## Exercise brief:
In the entries below, locate the line with "Output the text content of this document.", then give again that line and all lines after it, exactly, with pictures omitted.

## Dataset records:
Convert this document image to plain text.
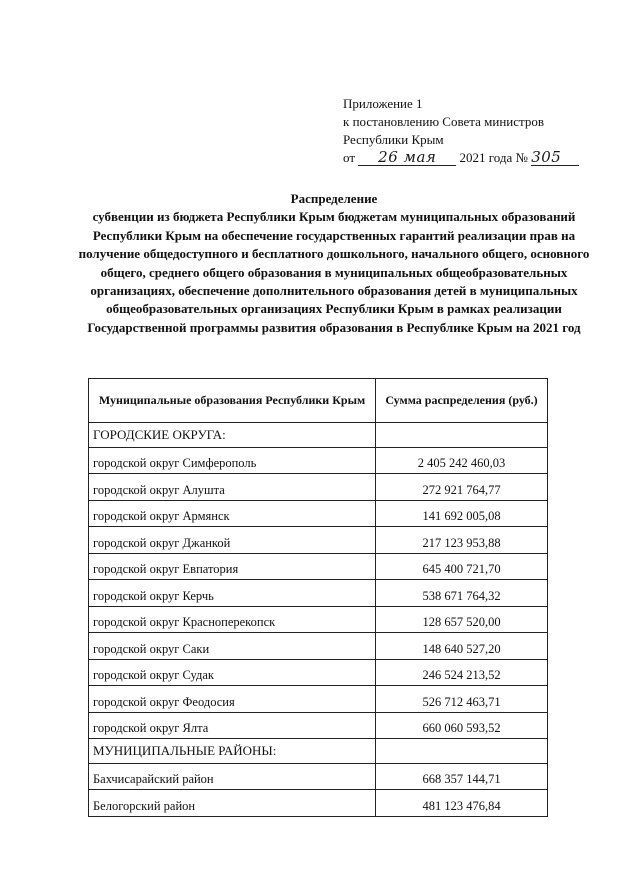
Приложение 1
к постановлению Совета министров
Республики Крым
от 26 мая 2021 года № 305
Распределение
субвенции из бюджета Республики Крым бюджетам муниципальных образований Республики Крым на обеспечение государственных гарантий реализации прав на получение общедоступного и бесплатного дошкольного, начального общего, основного общего, среднего общего образования в муниципальных общеобразовательных организациях, обеспечение дополнительного образования детей в муниципальных общеобразовательных организациях Республики Крым в рамках реализации Государственной программы развития образования в Республике Крым на 2021 год
Муниципальные образования Республики Крым	Сумма распределения (руб.)
ГОРОДСКИЕ ОКРУГА:	
городской округ Симферополь	2 405 242 460,03
городской округ Алушта	272 921 764,77
городской округ Армянск	141 692 005,08
городской округ Джанкой	217 123 953,88
городской округ Евпатория	645 400 721,70
городской округ Керчь	538 671 764,32
городской округ Красноперекопск	128 657 520,00
городской округ Саки	148 640 527,20
городской округ Судак	246 524 213,52
городской округ Феодосия	526 712 463,71
городской округ Ялта	660 060 593,52
МУНИЦИПАЛЬНЫЕ РАЙОНЫ:	
Бахчисарайский район	668 357 144,71
Белогорский район	481 123 476,84
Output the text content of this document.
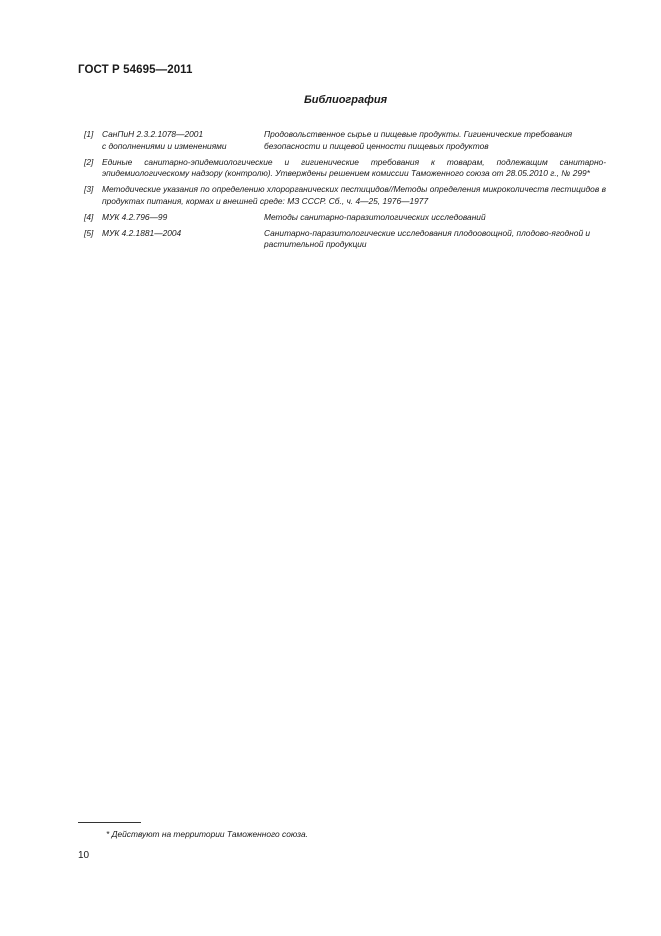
ГОСТ Р 54695—2011
Библиография
[1] СанПиН 2.3.2.1078—2001
с дополнениями и изменениями
Продовольственное сырье и пищевые продукты. Гигиенические требования безопасности и пищевой ценности пищевых продуктов
[2] Единые санитарно-эпидемиологические и гигиенические требования к товарам, подлежащим санитарно-эпидемиологическому надзору (контролю). Утверждены решением комиссии Таможенного союза от 28.05.2010 г., № 299*
[3] Методические указания по определению хлорорганических пестицидов//Методы определения микроколичеств пестицидов в продуктах питания, кормах и внешней среде: МЗ СССР. Сб., ч. 4—25, 1976—1977
[4] МУК 4.2.796—99	Методы санитарно-паразитологических исследований
[5] МУК 4.2.1881—2004	Санитарно-паразитологические исследования плодоовощной, плодово-ягодной и растительной продукции
* Действуют на территории Таможенного союза.
10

## Output of the exercise:
Output the text content of this document.
ГОСТ Р 54695—2011
Библиография
[1] СанПиН 2.3.2.1078—2001
с дополнениями и изменениями
Продовольственное сырье и пищевые продукты. Гигиенические требования безопасности и пищевой ценности пищевых продуктов
[2] Единые санитарно-эпидемиологические и гигиенические требования к товарам, подлежащим санитарно-эпидемиологическому надзору (контролю). Утверждены решением комиссии Таможенного союза от 28.05.2010 г., № 299*
[3] Методические указания по определению хлорорганических пестицидов//Методы определения микроколичеств пестицидов в продуктах питания, кормах и внешней среде: МЗ СССР. Сб., ч. 4—25, 1976—1977
[4] МУК 4.2.796—99	Методы санитарно-паразитологических исследований
[5] МУК 4.2.1881—2004	Санитарно-паразитологические исследования плодоовощной, плодово-ягодной и растительной продукции
* Действуют на территории Таможенного союза.
10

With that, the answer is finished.